● DIRECTIVE:
Send each entry back exactly as given, pictures excluded.

----

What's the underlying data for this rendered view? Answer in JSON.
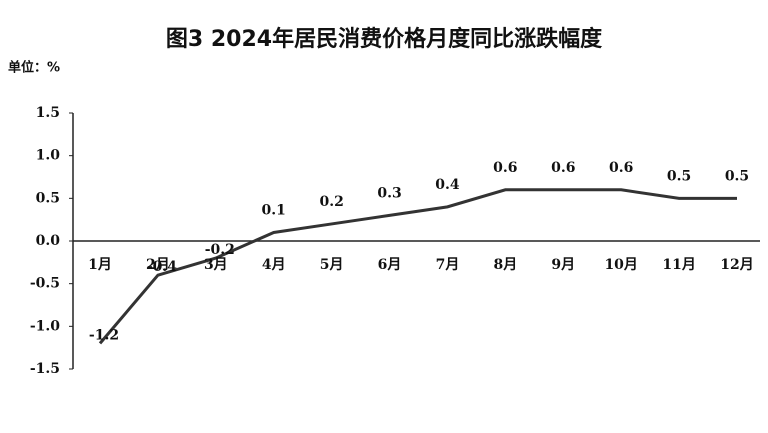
{
  "chart_data": {
    "type": "line",
    "title": "图3  2024年居民消费价格月度同比涨跌幅度",
    "unit": "单位：%",
    "categories": [
      "1月",
      "2月",
      "3月",
      "4月",
      "5月",
      "6月",
      "7月",
      "8月",
      "9月",
      "10月",
      "11月",
      "12月"
    ],
    "values": [
      -1.2,
      -0.4,
      -0.2,
      0.1,
      0.2,
      0.3,
      0.4,
      0.6,
      0.6,
      0.6,
      0.5,
      0.5
    ],
    "color": "#333333",
    "ylim": [
      -1.5,
      1.5
    ],
    "yticks": [
      1.5,
      {
        "value": 1.0,
        "label": "1.0"
      },
      0.5,
      {
        "value": 0,
        "label": "0.0"
      },
      -0.5,
      {
        "value": -1.0,
        "label": "-1.0"
      },
      -1.5
    ],
    "grid": false
  }
}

----

● THE COMPLETED TASK:
What's the underlying data for this rendered view? Answer in JSON.
{
  "chart_data": {
    "type": "line",
    "title": "图3  2024年居民消费价格月度同比涨跌幅度",
    "unit": "单位：%",
    "categories": [
      "1月",
      "2月",
      "3月",
      "4月",
      "5月",
      "6月",
      "7月",
      "8月",
      "9月",
      "10月",
      "11月",
      "12月"
    ],
    "values": [
      -1.2,
      -0.4,
      -0.2,
      0.1,
      0.2,
      0.3,
      0.4,
      0.6,
      0.6,
      0.6,
      0.5,
      0.5
    ],
    "color": "#333333",
    "ylim": [
      -1.5,
      1.5
    ],
    "yticks": [
      1.5,
      {
        "value": 1.0,
        "label": "1.0"
      },
      0.5,
      {
        "value": 0,
        "label": "0.0"
      },
      -0.5,
      {
        "value": -1.0,
        "label": "-1.0"
      },
      -1.5
    ],
    "grid": false
  }
}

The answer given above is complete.